Data items:
"""

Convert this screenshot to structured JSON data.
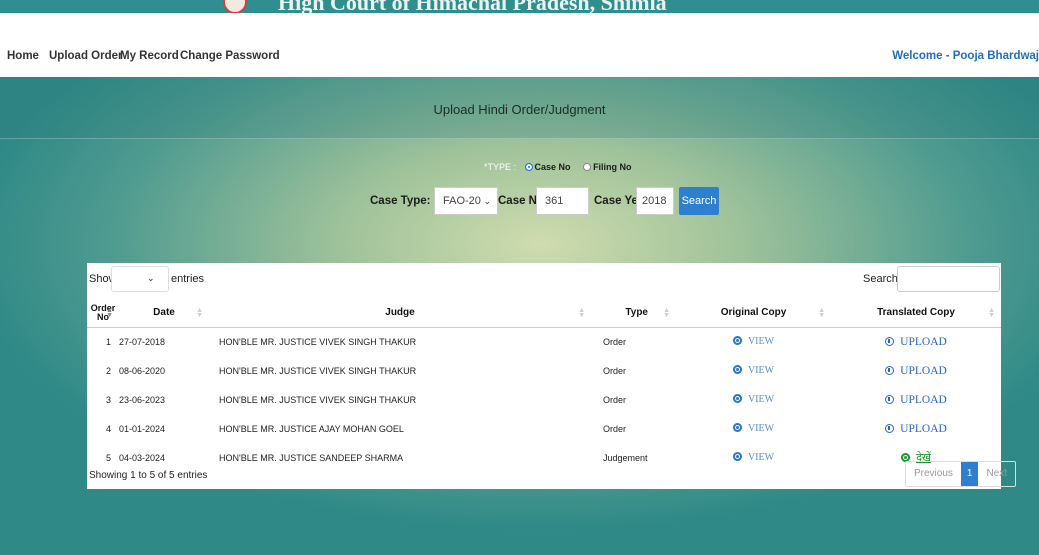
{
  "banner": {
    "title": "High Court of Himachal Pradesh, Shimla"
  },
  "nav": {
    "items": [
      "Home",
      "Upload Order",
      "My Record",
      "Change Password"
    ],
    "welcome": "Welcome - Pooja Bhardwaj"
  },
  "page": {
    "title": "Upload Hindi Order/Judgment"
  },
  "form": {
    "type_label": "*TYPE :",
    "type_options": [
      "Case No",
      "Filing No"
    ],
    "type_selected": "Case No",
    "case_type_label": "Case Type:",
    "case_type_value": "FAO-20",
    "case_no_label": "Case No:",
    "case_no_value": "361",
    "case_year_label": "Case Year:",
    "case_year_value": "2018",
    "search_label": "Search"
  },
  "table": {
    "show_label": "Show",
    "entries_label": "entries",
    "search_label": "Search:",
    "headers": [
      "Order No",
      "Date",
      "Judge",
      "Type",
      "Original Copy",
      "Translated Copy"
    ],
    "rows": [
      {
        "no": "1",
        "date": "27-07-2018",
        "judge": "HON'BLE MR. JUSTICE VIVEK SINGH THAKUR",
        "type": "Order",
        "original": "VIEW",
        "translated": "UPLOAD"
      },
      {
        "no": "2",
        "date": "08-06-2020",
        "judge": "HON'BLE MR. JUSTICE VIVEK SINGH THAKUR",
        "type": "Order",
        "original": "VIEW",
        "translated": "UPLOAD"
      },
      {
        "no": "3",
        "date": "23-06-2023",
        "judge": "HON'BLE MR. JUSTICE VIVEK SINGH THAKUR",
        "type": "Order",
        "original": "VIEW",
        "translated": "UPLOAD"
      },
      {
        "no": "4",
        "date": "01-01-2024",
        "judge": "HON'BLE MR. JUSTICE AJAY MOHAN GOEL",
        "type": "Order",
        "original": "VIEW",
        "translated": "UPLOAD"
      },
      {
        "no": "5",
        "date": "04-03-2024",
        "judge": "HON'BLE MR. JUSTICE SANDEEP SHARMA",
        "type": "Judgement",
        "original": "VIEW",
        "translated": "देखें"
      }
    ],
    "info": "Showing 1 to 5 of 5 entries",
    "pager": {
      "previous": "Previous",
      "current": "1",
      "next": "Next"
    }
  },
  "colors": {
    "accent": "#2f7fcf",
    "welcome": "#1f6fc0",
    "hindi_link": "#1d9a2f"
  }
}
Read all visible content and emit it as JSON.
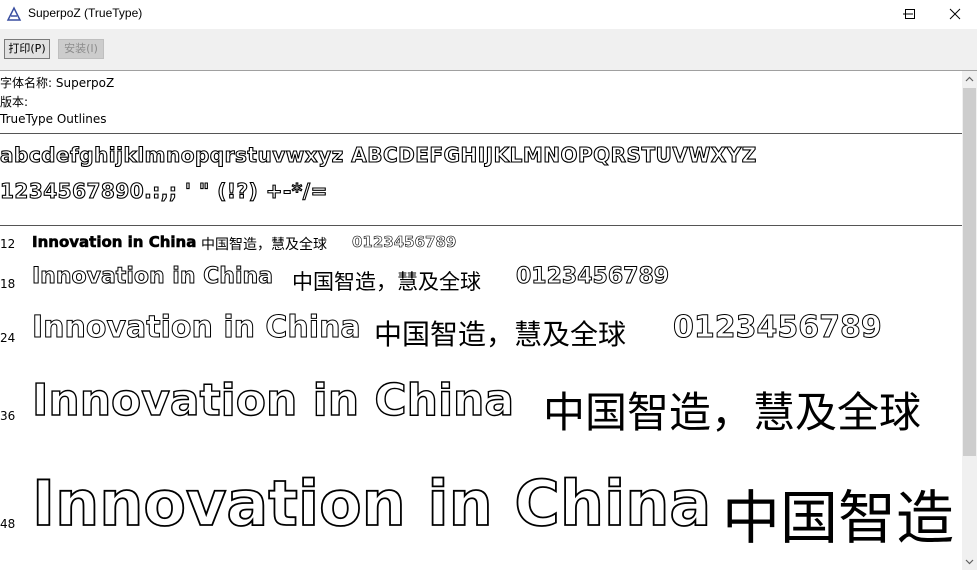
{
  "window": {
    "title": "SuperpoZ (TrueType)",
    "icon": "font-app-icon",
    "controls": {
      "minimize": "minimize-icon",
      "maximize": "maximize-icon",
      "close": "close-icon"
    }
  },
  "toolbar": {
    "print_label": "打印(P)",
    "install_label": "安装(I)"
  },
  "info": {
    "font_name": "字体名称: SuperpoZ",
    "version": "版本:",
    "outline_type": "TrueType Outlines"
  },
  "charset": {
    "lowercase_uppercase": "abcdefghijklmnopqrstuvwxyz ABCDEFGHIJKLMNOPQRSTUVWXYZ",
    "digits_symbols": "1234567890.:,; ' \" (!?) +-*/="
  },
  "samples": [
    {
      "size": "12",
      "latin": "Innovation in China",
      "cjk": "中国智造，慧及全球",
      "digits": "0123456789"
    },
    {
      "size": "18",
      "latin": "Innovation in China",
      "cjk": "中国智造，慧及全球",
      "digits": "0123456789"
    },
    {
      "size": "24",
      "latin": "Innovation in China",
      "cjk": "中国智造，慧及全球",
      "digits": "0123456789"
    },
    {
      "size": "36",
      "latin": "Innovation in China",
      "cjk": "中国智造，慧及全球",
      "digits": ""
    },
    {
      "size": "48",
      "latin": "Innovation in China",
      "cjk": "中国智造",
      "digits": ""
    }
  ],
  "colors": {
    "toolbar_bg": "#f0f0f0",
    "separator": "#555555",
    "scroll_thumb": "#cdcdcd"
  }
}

"""

Goal | Write out the full set of lines verbatim, without the pictures.

Expected answer |
Convert this screenshot to structured JSON data.
{
  "banner": {
    "title": "High Court of Himachal Pradesh, Shimla"
  },
  "nav": {
    "items": [
      "Home",
      "Upload Order",
      "My Record",
      "Change Password"
    ],
    "welcome": "Welcome - Pooja Bhardwaj"
  },
  "page": {
    "title": "Upload Hindi Order/Judgment"
  },
  "form": {
    "type_label": "*TYPE :",
    "type_options": [
      "Case No",
      "Filing No"
    ],
    "type_selected": "Case No",
    "case_type_label": "Case Type:",
    "case_type_value": "FAO-20",
    "case_no_label": "Case No:",
    "case_no_value": "361",
    "case_year_label": "Case Year:",
    "case_year_value": "2018",
    "search_label": "Search"
  },
  "table": {
    "show_label": "Show",
    "entries_label": "entries",
    "search_label": "Search:",
    "headers": [
      "Order No",
      "Date",
      "Judge",
      "Type",
      "Original Copy",
      "Translated Copy"
    ],
    "rows": [
      {
        "no": "1",
        "date": "27-07-2018",
        "judge": "HON'BLE MR. JUSTICE VIVEK SINGH THAKUR",
        "type": "Order",
        "original": "VIEW",
        "translated": "UPLOAD"
      },
      {
        "no": "2",
        "date": "08-06-2020",
        "judge": "HON'BLE MR. JUSTICE VIVEK SINGH THAKUR",
        "type": "Order",
        "original": "VIEW",
        "translated": "UPLOAD"
      },
      {
        "no": "3",
        "date": "23-06-2023",
        "judge": "HON'BLE MR. JUSTICE VIVEK SINGH THAKUR",
        "type": "Order",
        "original": "VIEW",
        "translated": "UPLOAD"
      },
      {
        "no": "4",
        "date": "01-01-2024",
        "judge": "HON'BLE MR. JUSTICE AJAY MOHAN GOEL",
        "type": "Order",
        "original": "VIEW",
        "translated": "UPLOAD"
      },
      {
        "no": "5",
        "date": "04-03-2024",
        "judge": "HON'BLE MR. JUSTICE SANDEEP SHARMA",
        "type": "Judgement",
        "original": "VIEW",
        "translated": "देखें"
      }
    ],
    "info": "Showing 1 to 5 of 5 entries",
    "pager": {
      "previous": "Previous",
      "current": "1",
      "next": "Next"
    }
  },
  "colors": {
    "accent": "#2f7fcf",
    "welcome": "#1f6fc0",
    "hindi_link": "#1d9a2f"
  }
}
Read all visible content and emit it as JSON.
{
  "window": {
    "title": "SuperpoZ (TrueType)",
    "icon": "font-app-icon",
    "controls": {
      "minimize": "minimize-icon",
      "maximize": "maximize-icon",
      "close": "close-icon"
    }
  },
  "toolbar": {
    "print_label": "打印(P)",
    "install_label": "安装(I)"
  },
  "info": {
    "font_name": "字体名称: SuperpoZ",
    "version": "版本:",
    "outline_type": "TrueType Outlines"
  },
  "charset": {
    "lowercase_uppercase": "abcdefghijklmnopqrstuvwxyz ABCDEFGHIJKLMNOPQRSTUVWXYZ",
    "digits_symbols": "1234567890.:,; ' \" (!?) +-*/="
  },
  "samples": [
    {
      "size": "12",
      "latin": "Innovation in China",
      "cjk": "中国智造，慧及全球",
      "digits": "0123456789"
    },
    {
      "size": "18",
      "latin": "Innovation in China",
      "cjk": "中国智造，慧及全球",
      "digits": "0123456789"
    },
    {
      "size": "24",
      "latin": "Innovation in China",
      "cjk": "中国智造，慧及全球",
      "digits": "0123456789"
    },
    {
      "size": "36",
      "latin": "Innovation in China",
      "cjk": "中国智造，慧及全球",
      "digits": ""
    },
    {
      "size": "48",
      "latin": "Innovation in China",
      "cjk": "中国智造",
      "digits": ""
    }
  ],
  "colors": {
    "toolbar_bg": "#f0f0f0",
    "separator": "#555555",
    "scroll_thumb": "#cdcdcd"
  }
}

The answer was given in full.